Collected data entries
______

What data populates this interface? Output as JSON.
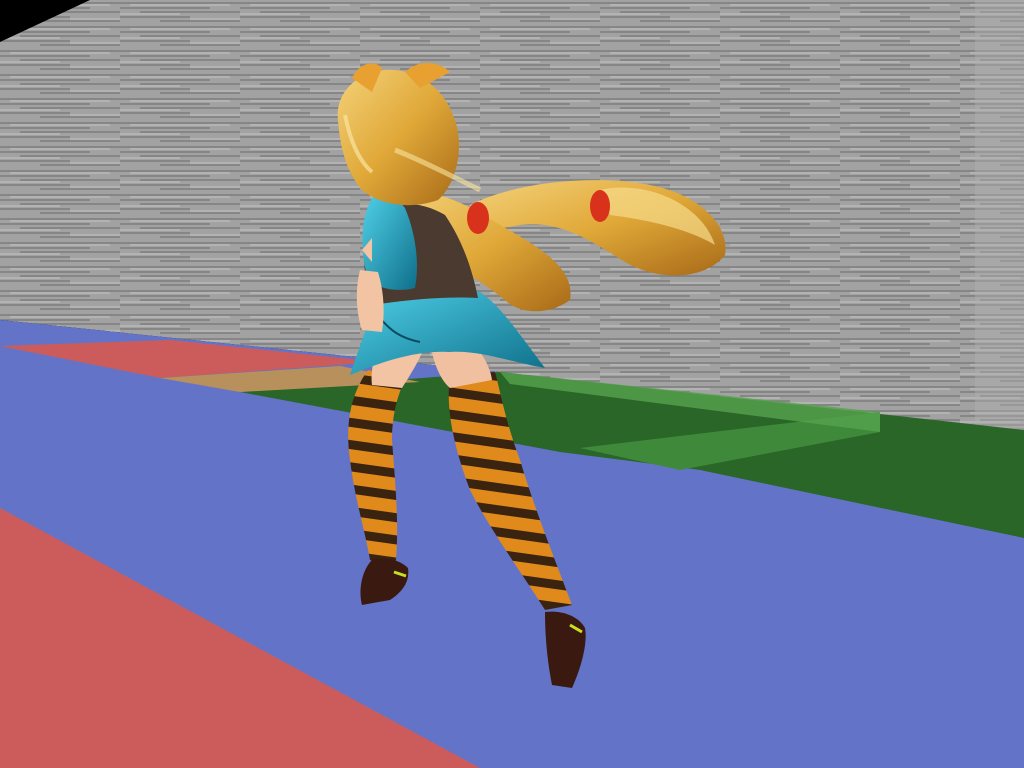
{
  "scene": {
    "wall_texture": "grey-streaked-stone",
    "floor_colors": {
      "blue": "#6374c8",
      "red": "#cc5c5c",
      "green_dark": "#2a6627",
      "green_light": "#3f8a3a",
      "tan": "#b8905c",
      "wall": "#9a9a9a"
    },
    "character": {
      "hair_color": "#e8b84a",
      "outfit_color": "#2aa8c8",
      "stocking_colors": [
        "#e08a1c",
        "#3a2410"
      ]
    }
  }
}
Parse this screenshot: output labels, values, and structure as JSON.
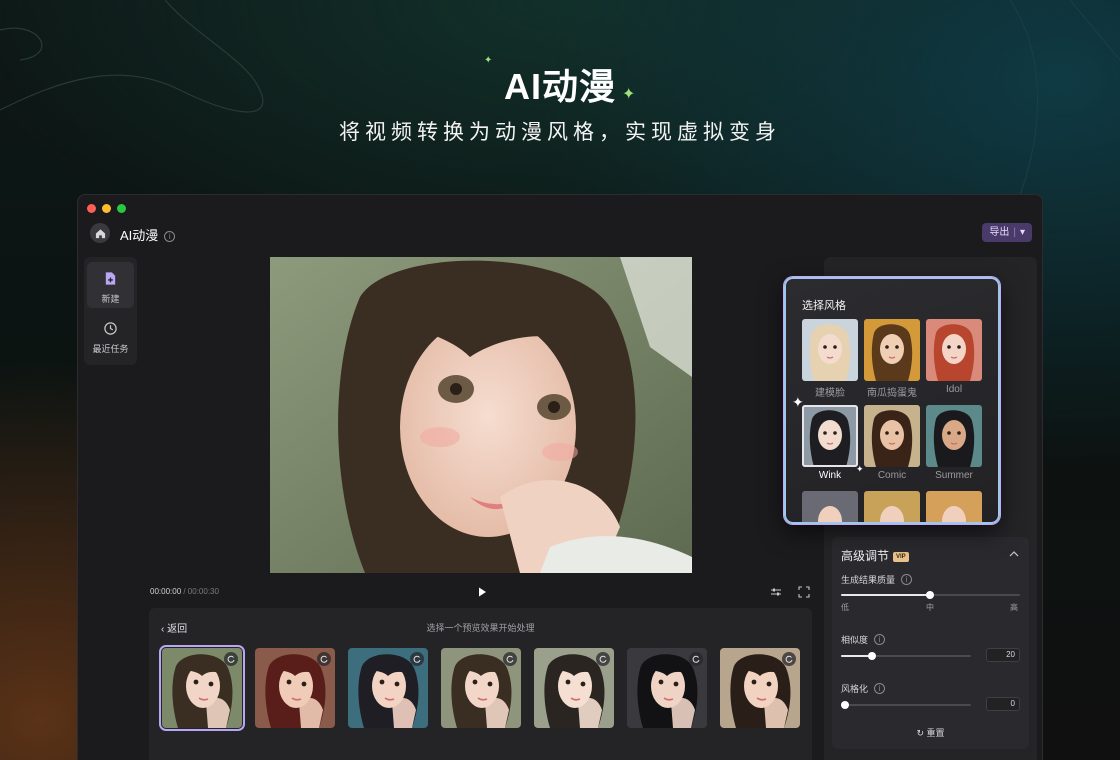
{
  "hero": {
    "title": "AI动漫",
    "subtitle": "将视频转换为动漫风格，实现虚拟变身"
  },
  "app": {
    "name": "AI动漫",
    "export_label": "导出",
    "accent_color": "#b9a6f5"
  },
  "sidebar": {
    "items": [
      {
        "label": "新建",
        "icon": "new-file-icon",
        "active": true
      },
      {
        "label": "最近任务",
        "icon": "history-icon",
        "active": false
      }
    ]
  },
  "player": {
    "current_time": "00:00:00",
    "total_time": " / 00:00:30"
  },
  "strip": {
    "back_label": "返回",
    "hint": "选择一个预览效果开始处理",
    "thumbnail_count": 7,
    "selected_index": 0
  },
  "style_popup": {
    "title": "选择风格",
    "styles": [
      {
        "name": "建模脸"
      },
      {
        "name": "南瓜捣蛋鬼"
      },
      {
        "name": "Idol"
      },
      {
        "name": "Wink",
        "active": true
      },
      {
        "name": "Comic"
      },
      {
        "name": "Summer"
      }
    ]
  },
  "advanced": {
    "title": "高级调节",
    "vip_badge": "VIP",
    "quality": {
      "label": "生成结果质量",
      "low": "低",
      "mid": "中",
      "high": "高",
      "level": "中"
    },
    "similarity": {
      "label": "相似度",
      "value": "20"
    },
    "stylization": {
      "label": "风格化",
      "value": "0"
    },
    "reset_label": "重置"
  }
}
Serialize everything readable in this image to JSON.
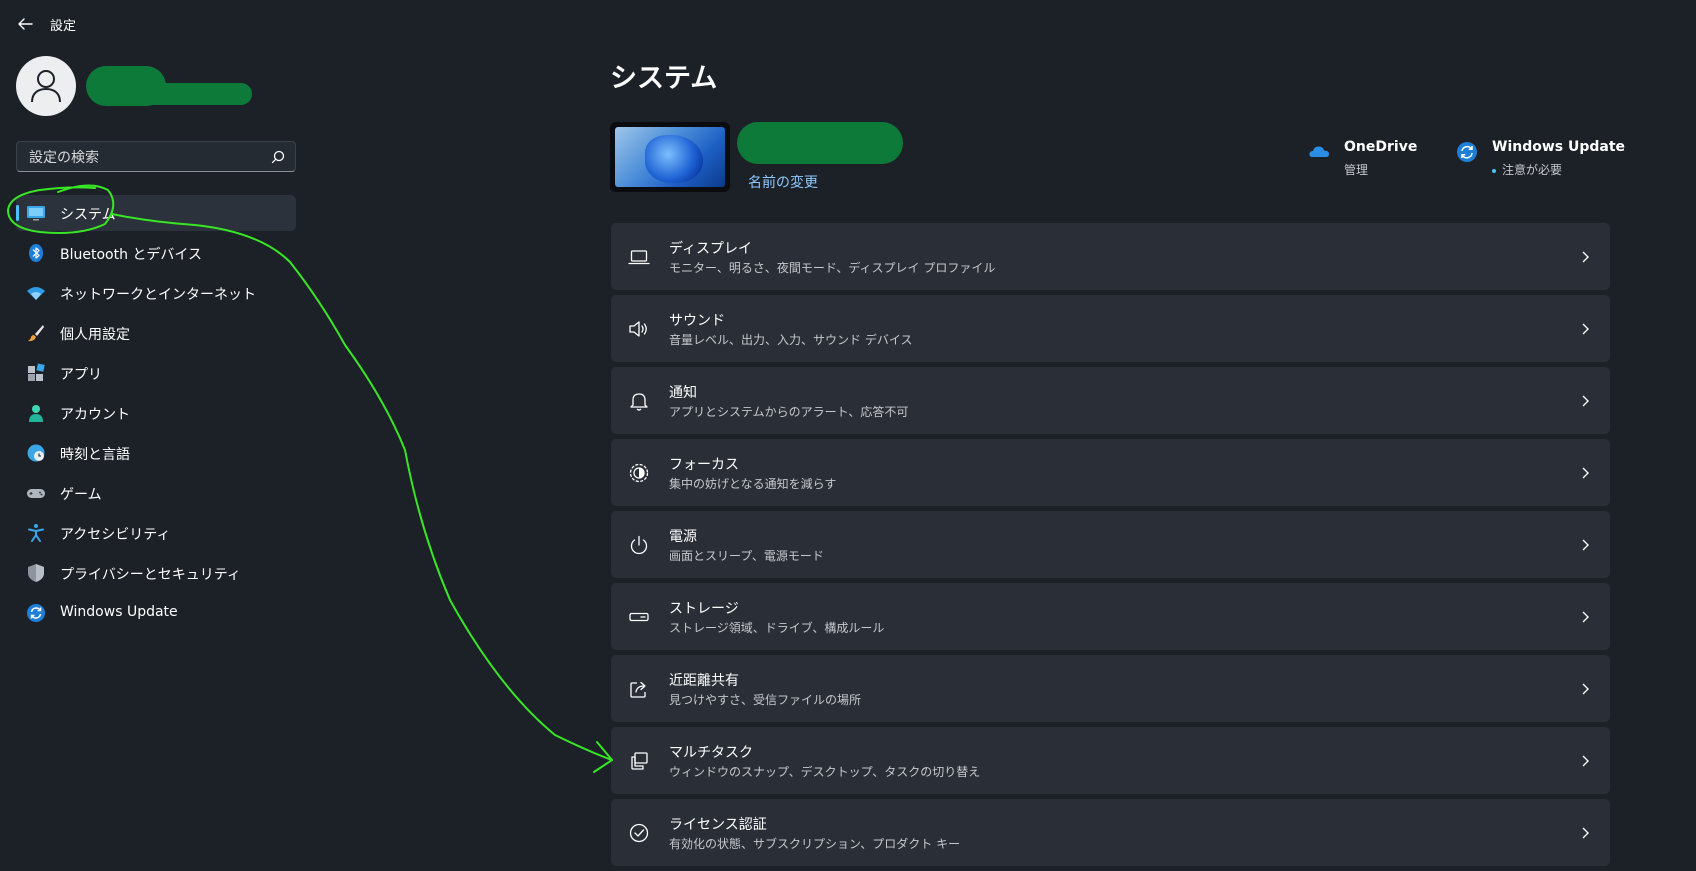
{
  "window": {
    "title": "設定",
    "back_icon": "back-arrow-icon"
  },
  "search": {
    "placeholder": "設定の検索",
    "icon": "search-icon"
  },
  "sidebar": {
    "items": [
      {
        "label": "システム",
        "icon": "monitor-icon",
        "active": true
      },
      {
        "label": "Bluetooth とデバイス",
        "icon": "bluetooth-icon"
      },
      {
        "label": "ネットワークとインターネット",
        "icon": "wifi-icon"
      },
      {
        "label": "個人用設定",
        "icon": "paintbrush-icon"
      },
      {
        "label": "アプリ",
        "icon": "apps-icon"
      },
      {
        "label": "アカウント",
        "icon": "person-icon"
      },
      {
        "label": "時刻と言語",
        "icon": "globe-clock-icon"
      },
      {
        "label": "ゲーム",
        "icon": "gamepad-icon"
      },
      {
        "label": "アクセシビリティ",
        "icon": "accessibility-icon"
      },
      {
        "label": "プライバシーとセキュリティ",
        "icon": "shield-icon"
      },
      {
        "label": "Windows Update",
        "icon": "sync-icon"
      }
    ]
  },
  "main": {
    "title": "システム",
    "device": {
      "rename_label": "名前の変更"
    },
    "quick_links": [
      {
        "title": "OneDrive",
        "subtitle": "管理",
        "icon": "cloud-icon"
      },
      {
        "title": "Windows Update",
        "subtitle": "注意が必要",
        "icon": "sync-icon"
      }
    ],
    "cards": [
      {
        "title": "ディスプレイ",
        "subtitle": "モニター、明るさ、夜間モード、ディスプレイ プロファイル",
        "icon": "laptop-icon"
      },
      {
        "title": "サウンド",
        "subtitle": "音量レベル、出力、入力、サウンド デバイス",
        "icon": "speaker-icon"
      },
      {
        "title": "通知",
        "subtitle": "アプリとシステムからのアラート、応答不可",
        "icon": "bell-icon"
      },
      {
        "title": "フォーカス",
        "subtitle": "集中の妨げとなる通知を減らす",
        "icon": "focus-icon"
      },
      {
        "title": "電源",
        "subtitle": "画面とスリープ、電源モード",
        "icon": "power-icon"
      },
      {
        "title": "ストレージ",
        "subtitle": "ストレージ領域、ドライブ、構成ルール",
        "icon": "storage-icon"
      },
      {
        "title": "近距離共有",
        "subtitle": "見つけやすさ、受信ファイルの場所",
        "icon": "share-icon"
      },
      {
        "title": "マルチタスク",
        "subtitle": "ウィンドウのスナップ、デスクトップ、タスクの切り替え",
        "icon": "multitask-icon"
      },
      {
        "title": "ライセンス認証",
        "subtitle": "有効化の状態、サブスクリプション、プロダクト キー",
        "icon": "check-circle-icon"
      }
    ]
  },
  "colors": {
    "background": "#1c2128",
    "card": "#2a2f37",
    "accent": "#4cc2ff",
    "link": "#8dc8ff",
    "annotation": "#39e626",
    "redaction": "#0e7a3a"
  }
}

______

## WORK TO BE COMPLETED
Leave the pictures out, and transcribe each of the records exactly.

## TASK OUTPUT
What data populates this interface? Output as JSON.
{
  "scene": {
    "wall_texture": "grey-streaked-stone",
    "floor_colors": {
      "blue": "#6374c8",
      "red": "#cc5c5c",
      "green_dark": "#2a6627",
      "green_light": "#3f8a3a",
      "tan": "#b8905c",
      "wall": "#9a9a9a"
    },
    "character": {
      "hair_color": "#e8b84a",
      "outfit_color": "#2aa8c8",
      "stocking_colors": [
        "#e08a1c",
        "#3a2410"
      ]
    }
  }
}
Parse this screenshot: output labels, values, and structure as JSON.
{
  "hero": {
    "title": "AI动漫",
    "subtitle": "将视频转换为动漫风格，实现虚拟变身"
  },
  "app": {
    "name": "AI动漫",
    "export_label": "导出",
    "accent_color": "#b9a6f5"
  },
  "sidebar": {
    "items": [
      {
        "label": "新建",
        "icon": "new-file-icon",
        "active": true
      },
      {
        "label": "最近任务",
        "icon": "history-icon",
        "active": false
      }
    ]
  },
  "player": {
    "current_time": "00:00:00",
    "total_time": " / 00:00:30"
  },
  "strip": {
    "back_label": "返回",
    "hint": "选择一个预览效果开始处理",
    "thumbnail_count": 7,
    "selected_index": 0
  },
  "style_popup": {
    "title": "选择风格",
    "styles": [
      {
        "name": "建模脸"
      },
      {
        "name": "南瓜捣蛋鬼"
      },
      {
        "name": "Idol"
      },
      {
        "name": "Wink",
        "active": true
      },
      {
        "name": "Comic"
      },
      {
        "name": "Summer"
      }
    ]
  },
  "advanced": {
    "title": "高级调节",
    "vip_badge": "VIP",
    "quality": {
      "label": "生成结果质量",
      "low": "低",
      "mid": "中",
      "high": "高",
      "level": "中"
    },
    "similarity": {
      "label": "相似度",
      "value": "20"
    },
    "stylization": {
      "label": "风格化",
      "value": "0"
    },
    "reset_label": "重置"
  }
}
Serialize everything readable in this image to JSON.
{
  "window": {
    "title": "設定",
    "back_icon": "back-arrow-icon"
  },
  "search": {
    "placeholder": "設定の検索",
    "icon": "search-icon"
  },
  "sidebar": {
    "items": [
      {
        "label": "システム",
        "icon": "monitor-icon",
        "active": true
      },
      {
        "label": "Bluetooth とデバイス",
        "icon": "bluetooth-icon"
      },
      {
        "label": "ネットワークとインターネット",
        "icon": "wifi-icon"
      },
      {
        "label": "個人用設定",
        "icon": "paintbrush-icon"
      },
      {
        "label": "アプリ",
        "icon": "apps-icon"
      },
      {
        "label": "アカウント",
        "icon": "person-icon"
      },
      {
        "label": "時刻と言語",
        "icon": "globe-clock-icon"
      },
      {
        "label": "ゲーム",
        "icon": "gamepad-icon"
      },
      {
        "label": "アクセシビリティ",
        "icon": "accessibility-icon"
      },
      {
        "label": "プライバシーとセキュリティ",
        "icon": "shield-icon"
      },
      {
        "label": "Windows Update",
        "icon": "sync-icon"
      }
    ]
  },
  "main": {
    "title": "システム",
    "device": {
      "rename_label": "名前の変更"
    },
    "quick_links": [
      {
        "title": "OneDrive",
        "subtitle": "管理",
        "icon": "cloud-icon"
      },
      {
        "title": "Windows Update",
        "subtitle": "注意が必要",
        "icon": "sync-icon"
      }
    ],
    "cards": [
      {
        "title": "ディスプレイ",
        "subtitle": "モニター、明るさ、夜間モード、ディスプレイ プロファイル",
        "icon": "laptop-icon"
      },
      {
        "title": "サウンド",
        "subtitle": "音量レベル、出力、入力、サウンド デバイス",
        "icon": "speaker-icon"
      },
      {
        "title": "通知",
        "subtitle": "アプリとシステムからのアラート、応答不可",
        "icon": "bell-icon"
      },
      {
        "title": "フォーカス",
        "subtitle": "集中の妨げとなる通知を減らす",
        "icon": "focus-icon"
      },
      {
        "title": "電源",
        "subtitle": "画面とスリープ、電源モード",
        "icon": "power-icon"
      },
      {
        "title": "ストレージ",
        "subtitle": "ストレージ領域、ドライブ、構成ルール",
        "icon": "storage-icon"
      },
      {
        "title": "近距離共有",
        "subtitle": "見つけやすさ、受信ファイルの場所",
        "icon": "share-icon"
      },
      {
        "title": "マルチタスク",
        "subtitle": "ウィンドウのスナップ、デスクトップ、タスクの切り替え",
        "icon": "multitask-icon"
      },
      {
        "title": "ライセンス認証",
        "subtitle": "有効化の状態、サブスクリプション、プロダクト キー",
        "icon": "check-circle-icon"
      }
    ]
  },
  "colors": {
    "background": "#1c2128",
    "card": "#2a2f37",
    "accent": "#4cc2ff",
    "link": "#8dc8ff",
    "annotation": "#39e626",
    "redaction": "#0e7a3a"
  }
}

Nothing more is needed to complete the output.